▶
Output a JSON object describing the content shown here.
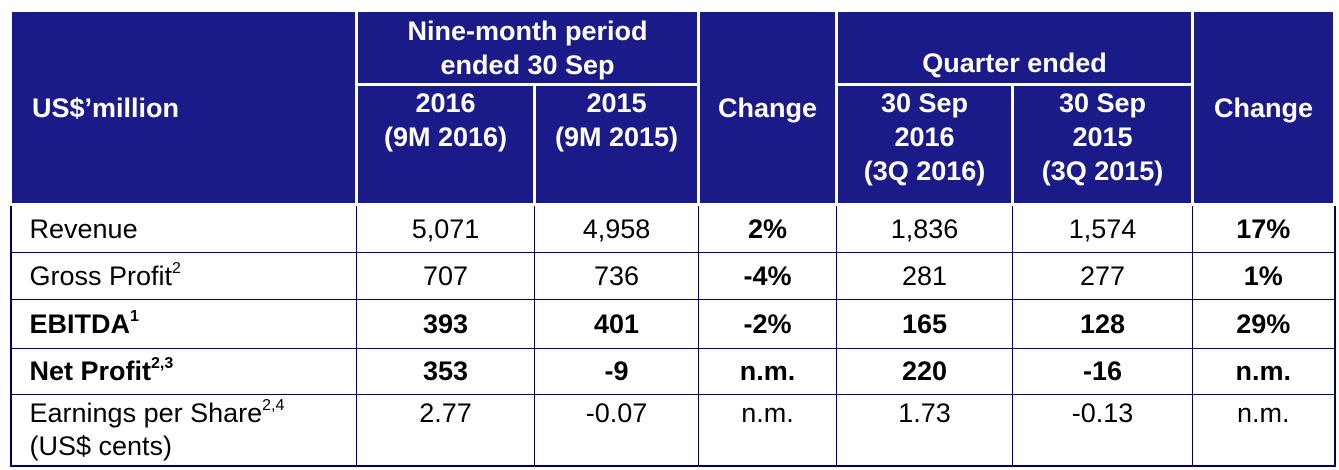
{
  "header": {
    "units_label": "US$’million",
    "nine_month_group": [
      "Nine-month period",
      "ended 30 Sep"
    ],
    "quarter_group": "Quarter ended",
    "change_label": "Change",
    "columns": [
      [
        "2016",
        "(9M 2016)"
      ],
      [
        "2015",
        "(9M 2015)"
      ],
      [
        "30 Sep",
        "2016",
        "(3Q 2016)"
      ],
      [
        "30 Sep",
        "2015",
        "(3Q 2015)"
      ]
    ]
  },
  "rows": [
    {
      "label": "Revenue",
      "sup": "",
      "values": [
        "5,071",
        "4,958",
        "2%",
        "1,836",
        "1,574",
        "17%"
      ]
    },
    {
      "label": "Gross Profit",
      "sup": "2",
      "values": [
        "707",
        "736",
        "-4%",
        "281",
        "277",
        "1%"
      ]
    },
    {
      "label": "EBITDA",
      "sup": "1",
      "values": [
        "393",
        "401",
        "-2%",
        "165",
        "128",
        "29%"
      ]
    },
    {
      "label": "Net Profit",
      "sup": "2,3",
      "values": [
        "353",
        "-9",
        "n.m.",
        "220",
        "-16",
        "n.m."
      ]
    },
    {
      "label": [
        "Earnings per Share",
        "(US$ cents)"
      ],
      "sup": "2,4",
      "values": [
        "2.77",
        "-0.07",
        "n.m.",
        "1.73",
        "-0.13",
        "n.m."
      ]
    }
  ],
  "colors": {
    "header_bg": "#1a1a88",
    "header_text": "#ffffff",
    "border": "#000066"
  }
}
◀
▶ Goal:
Copy every line of the listing where the word "Profit" appears.

▶ Result of the task:
      "label": "Gross Profit",
      "label": "Net Profit",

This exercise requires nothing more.